# [Excerpted data]
-- begin --
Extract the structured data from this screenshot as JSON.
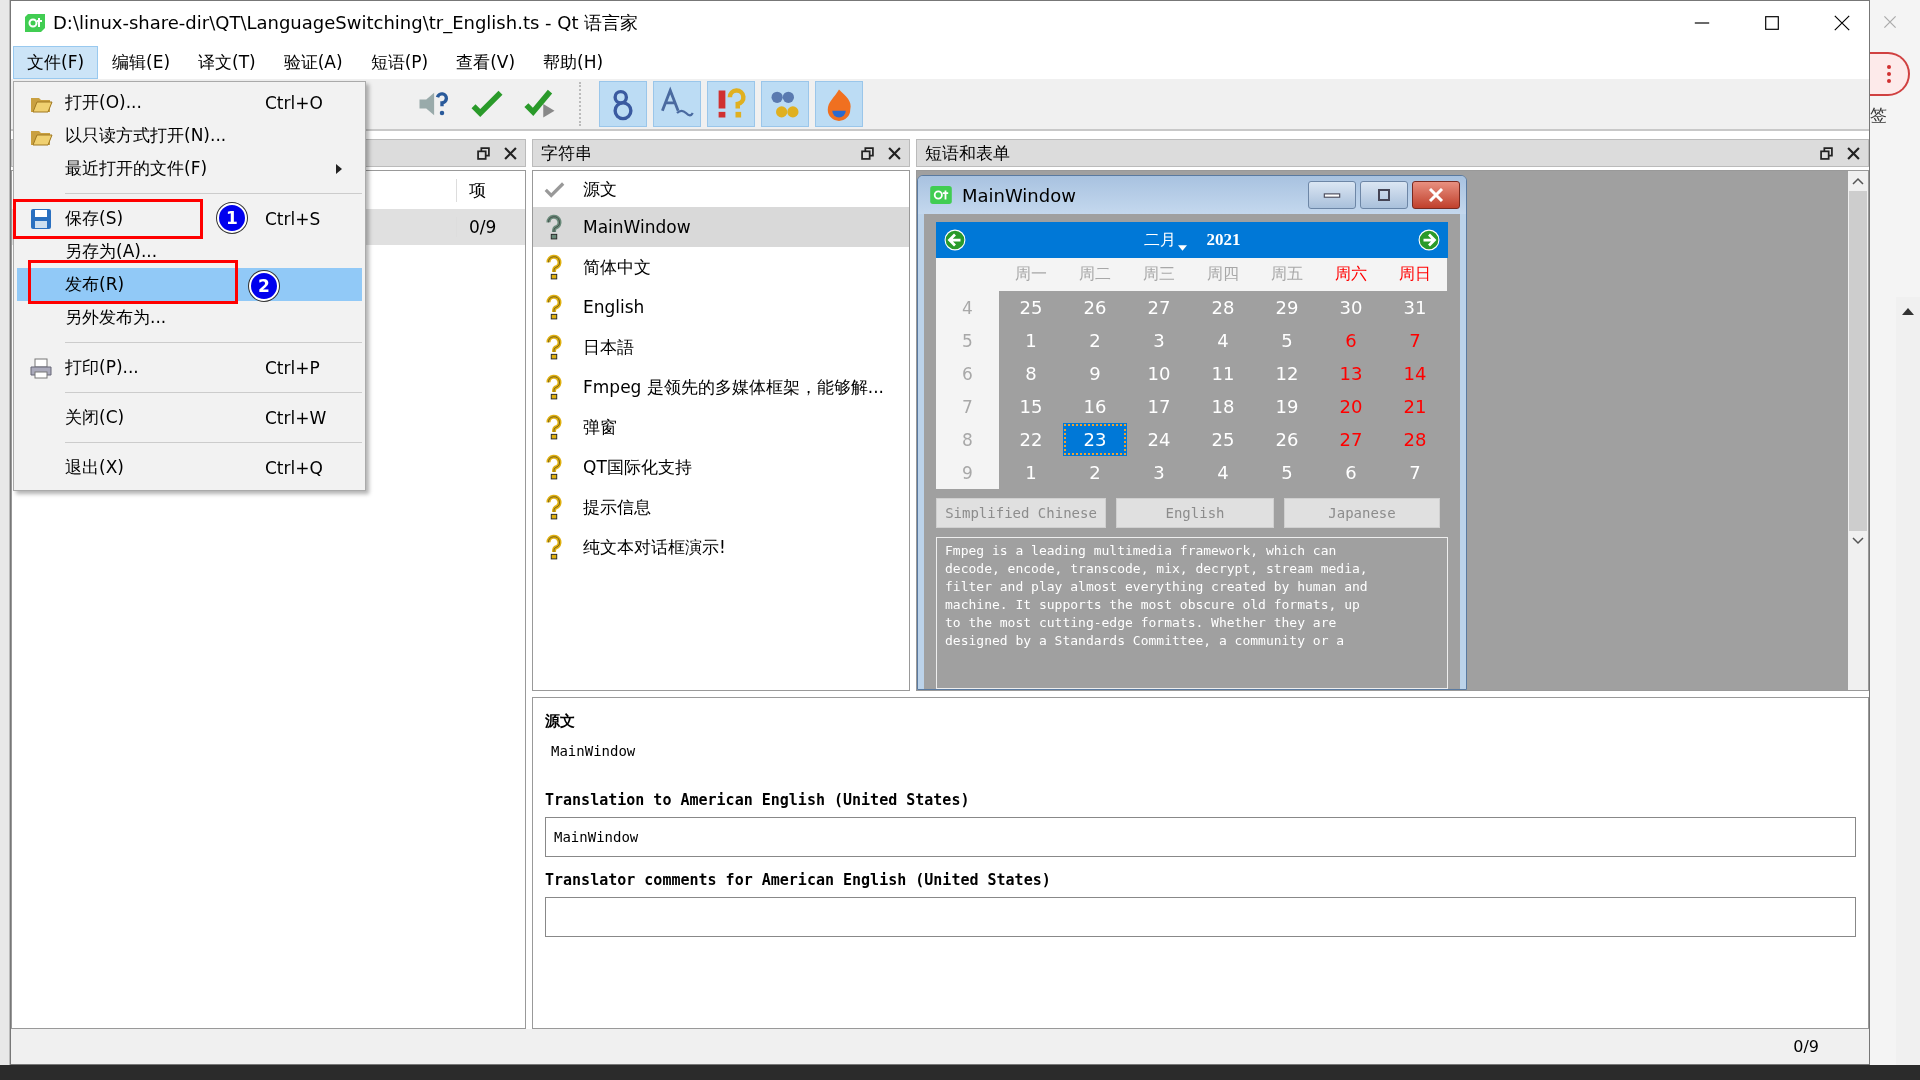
{
  "window": {
    "title": "D:\\linux-share-dir\\QT\\LanguageSwitching\\tr_English.ts - Qt 语言家"
  },
  "menubar": [
    {
      "label": "文件(F)",
      "selected": true
    },
    {
      "label": "编辑(E)",
      "selected": false
    },
    {
      "label": "译文(T)",
      "selected": false
    },
    {
      "label": "验证(A)",
      "selected": false
    },
    {
      "label": "短语(P)",
      "selected": false
    },
    {
      "label": "查看(V)",
      "selected": false
    },
    {
      "label": "帮助(H)",
      "selected": false
    }
  ],
  "file_menu": [
    {
      "kind": "item",
      "label": "打开(O)...",
      "shortcut": "Ctrl+O",
      "selected": false
    },
    {
      "kind": "item",
      "label": "以只读方式打开(N)...",
      "selected": false
    },
    {
      "kind": "submenu",
      "label": "最近打开的文件(F)",
      "selected": false
    },
    {
      "kind": "separator"
    },
    {
      "kind": "item",
      "label": "保存(S)",
      "shortcut": "Ctrl+S",
      "selected": false,
      "marker": "1"
    },
    {
      "kind": "item",
      "label": "另存为(A)...",
      "selected": false
    },
    {
      "kind": "item",
      "label": "发布(R)",
      "selected": true,
      "marker": "2"
    },
    {
      "kind": "item",
      "label": "另外发布为...",
      "selected": false
    },
    {
      "kind": "separator"
    },
    {
      "kind": "item",
      "label": "打印(P)...",
      "shortcut": "Ctrl+P",
      "selected": false
    },
    {
      "kind": "separator"
    },
    {
      "kind": "item",
      "label": "关闭(C)",
      "shortcut": "Ctrl+W",
      "selected": false
    },
    {
      "kind": "separator"
    },
    {
      "kind": "item",
      "label": "退出(X)",
      "shortcut": "Ctrl+Q",
      "selected": false
    }
  ],
  "toolbar": [
    {
      "checked": false
    },
    {
      "checked": false
    },
    {
      "checked": false
    },
    {
      "checked": true
    },
    {
      "checked": true
    },
    {
      "checked": true
    },
    {
      "checked": true
    },
    {
      "checked": true
    }
  ],
  "context_dock": {
    "column_header": "项",
    "rows": [
      {
        "items": "0/9",
        "selected": true
      }
    ]
  },
  "strings_dock": {
    "title": "字符串",
    "header": "源文",
    "rows": [
      {
        "text": "MainWindow",
        "selected": true
      },
      {
        "text": "简体中文",
        "selected": false
      },
      {
        "text": "English",
        "selected": false
      },
      {
        "text": "日本語",
        "selected": false
      },
      {
        "text": "Fmpeg 是领先的多媒体框架，能够解...",
        "selected": false
      },
      {
        "text": "弹窗",
        "selected": false
      },
      {
        "text": "QT国际化支持",
        "selected": false
      },
      {
        "text": "提示信息",
        "selected": false
      },
      {
        "text": "纯文本对话框演示!",
        "selected": false
      }
    ]
  },
  "phrases_dock": {
    "title": "短语和表单",
    "form": {
      "title": "MainWindow",
      "calendar": {
        "month": "二月",
        "year": "2021",
        "weekdays": [
          {
            "label": "周一",
            "weekend": false
          },
          {
            "label": "周二",
            "weekend": false
          },
          {
            "label": "周三",
            "weekend": false
          },
          {
            "label": "周四",
            "weekend": false
          },
          {
            "label": "周五",
            "weekend": false
          },
          {
            "label": "周六",
            "weekend": true
          },
          {
            "label": "周日",
            "weekend": true
          }
        ],
        "weeks": [
          {
            "number": "4",
            "days": [
              {
                "day": "25",
                "red": false,
                "selected": false
              },
              {
                "day": "26",
                "red": false,
                "selected": false
              },
              {
                "day": "27",
                "red": false,
                "selected": false
              },
              {
                "day": "28",
                "red": false,
                "selected": false
              },
              {
                "day": "29",
                "red": false,
                "selected": false
              },
              {
                "day": "30",
                "red": false,
                "selected": false
              },
              {
                "day": "31",
                "red": false,
                "selected": false
              }
            ]
          },
          {
            "number": "5",
            "days": [
              {
                "day": "1",
                "red": false,
                "selected": false
              },
              {
                "day": "2",
                "red": false,
                "selected": false
              },
              {
                "day": "3",
                "red": false,
                "selected": false
              },
              {
                "day": "4",
                "red": false,
                "selected": false
              },
              {
                "day": "5",
                "red": false,
                "selected": false
              },
              {
                "day": "6",
                "red": true,
                "selected": false
              },
              {
                "day": "7",
                "red": true,
                "selected": false
              }
            ]
          },
          {
            "number": "6",
            "days": [
              {
                "day": "8",
                "red": false,
                "selected": false
              },
              {
                "day": "9",
                "red": false,
                "selected": false
              },
              {
                "day": "10",
                "red": false,
                "selected": false
              },
              {
                "day": "11",
                "red": false,
                "selected": false
              },
              {
                "day": "12",
                "red": false,
                "selected": false
              },
              {
                "day": "13",
                "red": true,
                "selected": false
              },
              {
                "day": "14",
                "red": true,
                "selected": false
              }
            ]
          },
          {
            "number": "7",
            "days": [
              {
                "day": "15",
                "red": false,
                "selected": false
              },
              {
                "day": "16",
                "red": false,
                "selected": false
              },
              {
                "day": "17",
                "red": false,
                "selected": false
              },
              {
                "day": "18",
                "red": false,
                "selected": false
              },
              {
                "day": "19",
                "red": false,
                "selected": false
              },
              {
                "day": "20",
                "red": true,
                "selected": false
              },
              {
                "day": "21",
                "red": true,
                "selected": false
              }
            ]
          },
          {
            "number": "8",
            "days": [
              {
                "day": "22",
                "red": false,
                "selected": false
              },
              {
                "day": "23",
                "red": false,
                "selected": true
              },
              {
                "day": "24",
                "red": false,
                "selected": false
              },
              {
                "day": "25",
                "red": false,
                "selected": false
              },
              {
                "day": "26",
                "red": false,
                "selected": false
              },
              {
                "day": "27",
                "red": true,
                "selected": false
              },
              {
                "day": "28",
                "red": true,
                "selected": false
              }
            ]
          },
          {
            "number": "9",
            "days": [
              {
                "day": "1",
                "red": false,
                "selected": false
              },
              {
                "day": "2",
                "red": false,
                "selected": false
              },
              {
                "day": "3",
                "red": false,
                "selected": false
              },
              {
                "day": "4",
                "red": false,
                "selected": false
              },
              {
                "day": "5",
                "red": false,
                "selected": false
              },
              {
                "day": "6",
                "red": false,
                "selected": false
              },
              {
                "day": "7",
                "red": false,
                "selected": false
              }
            ]
          }
        ]
      },
      "buttons": [
        "Simplified Chinese",
        "English",
        "Japanese"
      ],
      "text_lines": [
        "Fmpeg is a leading multimedia framework, which can",
        "decode, encode, transcode, mix, decrypt, stream media,",
        "filter and play almost everything created by human and",
        "machine. It supports the most obscure old formats, up",
        "to the most cutting-edge formats. Whether they are",
        "designed by a Standards Committee, a community or a"
      ]
    }
  },
  "editor": {
    "source_label": "源文",
    "source_text": "MainWindow",
    "translation_label": "Translation to American English (United States)",
    "translation_value": "MainWindow",
    "comments_label": "Translator comments for American English (United States)"
  },
  "status_bar": {
    "progress": "0/9"
  },
  "background_app": {
    "label": "签"
  }
}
-- end --
# [Aim of the task]
Quote all the records verbatim, dropping any pictures from your copy.

# [Response]
Extract the structured data from this screenshot as JSON.
{
  "window": {
    "title": "D:\\linux-share-dir\\QT\\LanguageSwitching\\tr_English.ts - Qt 语言家"
  },
  "menubar": [
    {
      "label": "文件(F)",
      "selected": true
    },
    {
      "label": "编辑(E)",
      "selected": false
    },
    {
      "label": "译文(T)",
      "selected": false
    },
    {
      "label": "验证(A)",
      "selected": false
    },
    {
      "label": "短语(P)",
      "selected": false
    },
    {
      "label": "查看(V)",
      "selected": false
    },
    {
      "label": "帮助(H)",
      "selected": false
    }
  ],
  "file_menu": [
    {
      "kind": "item",
      "label": "打开(O)...",
      "shortcut": "Ctrl+O",
      "selected": false
    },
    {
      "kind": "item",
      "label": "以只读方式打开(N)...",
      "selected": false
    },
    {
      "kind": "submenu",
      "label": "最近打开的文件(F)",
      "selected": false
    },
    {
      "kind": "separator"
    },
    {
      "kind": "item",
      "label": "保存(S)",
      "shortcut": "Ctrl+S",
      "selected": false,
      "marker": "1"
    },
    {
      "kind": "item",
      "label": "另存为(A)...",
      "selected": false
    },
    {
      "kind": "item",
      "label": "发布(R)",
      "selected": true,
      "marker": "2"
    },
    {
      "kind": "item",
      "label": "另外发布为...",
      "selected": false
    },
    {
      "kind": "separator"
    },
    {
      "kind": "item",
      "label": "打印(P)...",
      "shortcut": "Ctrl+P",
      "selected": false
    },
    {
      "kind": "separator"
    },
    {
      "kind": "item",
      "label": "关闭(C)",
      "shortcut": "Ctrl+W",
      "selected": false
    },
    {
      "kind": "separator"
    },
    {
      "kind": "item",
      "label": "退出(X)",
      "shortcut": "Ctrl+Q",
      "selected": false
    }
  ],
  "toolbar": [
    {
      "checked": false
    },
    {
      "checked": false
    },
    {
      "checked": false
    },
    {
      "checked": true
    },
    {
      "checked": true
    },
    {
      "checked": true
    },
    {
      "checked": true
    },
    {
      "checked": true
    }
  ],
  "context_dock": {
    "column_header": "项",
    "rows": [
      {
        "items": "0/9",
        "selected": true
      }
    ]
  },
  "strings_dock": {
    "title": "字符串",
    "header": "源文",
    "rows": [
      {
        "text": "MainWindow",
        "selected": true
      },
      {
        "text": "简体中文",
        "selected": false
      },
      {
        "text": "English",
        "selected": false
      },
      {
        "text": "日本語",
        "selected": false
      },
      {
        "text": "Fmpeg 是领先的多媒体框架，能够解...",
        "selected": false
      },
      {
        "text": "弹窗",
        "selected": false
      },
      {
        "text": "QT国际化支持",
        "selected": false
      },
      {
        "text": "提示信息",
        "selected": false
      },
      {
        "text": "纯文本对话框演示!",
        "selected": false
      }
    ]
  },
  "phrases_dock": {
    "title": "短语和表单",
    "form": {
      "title": "MainWindow",
      "calendar": {
        "month": "二月",
        "year": "2021",
        "weekdays": [
          {
            "label": "周一",
            "weekend": false
          },
          {
            "label": "周二",
            "weekend": false
          },
          {
            "label": "周三",
            "weekend": false
          },
          {
            "label": "周四",
            "weekend": false
          },
          {
            "label": "周五",
            "weekend": false
          },
          {
            "label": "周六",
            "weekend": true
          },
          {
            "label": "周日",
            "weekend": true
          }
        ],
        "weeks": [
          {
            "number": "4",
            "days": [
              {
                "day": "25",
                "red": false,
                "selected": false
              },
              {
                "day": "26",
                "red": false,
                "selected": false
              },
              {
                "day": "27",
                "red": false,
                "selected": false
              },
              {
                "day": "28",
                "red": false,
                "selected": false
              },
              {
                "day": "29",
                "red": false,
                "selected": false
              },
              {
                "day": "30",
                "red": false,
                "selected": false
              },
              {
                "day": "31",
                "red": false,
                "selected": false
              }
            ]
          },
          {
            "number": "5",
            "days": [
              {
                "day": "1",
                "red": false,
                "selected": false
              },
              {
                "day": "2",
                "red": false,
                "selected": false
              },
              {
                "day": "3",
                "red": false,
                "selected": false
              },
              {
                "day": "4",
                "red": false,
                "selected": false
              },
              {
                "day": "5",
                "red": false,
                "selected": false
              },
              {
                "day": "6",
                "red": true,
                "selected": false
              },
              {
                "day": "7",
                "red": true,
                "selected": false
              }
            ]
          },
          {
            "number": "6",
            "days": [
              {
                "day": "8",
                "red": false,
                "selected": false
              },
              {
                "day": "9",
                "red": false,
                "selected": false
              },
              {
                "day": "10",
                "red": false,
                "selected": false
              },
              {
                "day": "11",
                "red": false,
                "selected": false
              },
              {
                "day": "12",
                "red": false,
                "selected": false
              },
              {
                "day": "13",
                "red": true,
                "selected": false
              },
              {
                "day": "14",
                "red": true,
                "selected": false
              }
            ]
          },
          {
            "number": "7",
            "days": [
              {
                "day": "15",
                "red": false,
                "selected": false
              },
              {
                "day": "16",
                "red": false,
                "selected": false
              },
              {
                "day": "17",
                "red": false,
                "selected": false
              },
              {
                "day": "18",
                "red": false,
                "selected": false
              },
              {
                "day": "19",
                "red": false,
                "selected": false
              },
              {
                "day": "20",
                "red": true,
                "selected": false
              },
              {
                "day": "21",
                "red": true,
                "selected": false
              }
            ]
          },
          {
            "number": "8",
            "days": [
              {
                "day": "22",
                "red": false,
                "selected": false
              },
              {
                "day": "23",
                "red": false,
                "selected": true
              },
              {
                "day": "24",
                "red": false,
                "selected": false
              },
              {
                "day": "25",
                "red": false,
                "selected": false
              },
              {
                "day": "26",
                "red": false,
                "selected": false
              },
              {
                "day": "27",
                "red": true,
                "selected": false
              },
              {
                "day": "28",
                "red": true,
                "selected": false
              }
            ]
          },
          {
            "number": "9",
            "days": [
              {
                "day": "1",
                "red": false,
                "selected": false
              },
              {
                "day": "2",
                "red": false,
                "selected": false
              },
              {
                "day": "3",
                "red": false,
                "selected": false
              },
              {
                "day": "4",
                "red": false,
                "selected": false
              },
              {
                "day": "5",
                "red": false,
                "selected": false
              },
              {
                "day": "6",
                "red": false,
                "selected": false
              },
              {
                "day": "7",
                "red": false,
                "selected": false
              }
            ]
          }
        ]
      },
      "buttons": [
        "Simplified Chinese",
        "English",
        "Japanese"
      ],
      "text_lines": [
        "Fmpeg is a leading multimedia framework, which can",
        "decode, encode, transcode, mix, decrypt, stream media,",
        "filter and play almost everything created by human and",
        "machine. It supports the most obscure old formats, up",
        "to the most cutting-edge formats. Whether they are",
        "designed by a Standards Committee, a community or a"
      ]
    }
  },
  "editor": {
    "source_label": "源文",
    "source_text": "MainWindow",
    "translation_label": "Translation to American English (United States)",
    "translation_value": "MainWindow",
    "comments_label": "Translator comments for American English (United States)"
  },
  "status_bar": {
    "progress": "0/9"
  },
  "background_app": {
    "label": "签"
  }
}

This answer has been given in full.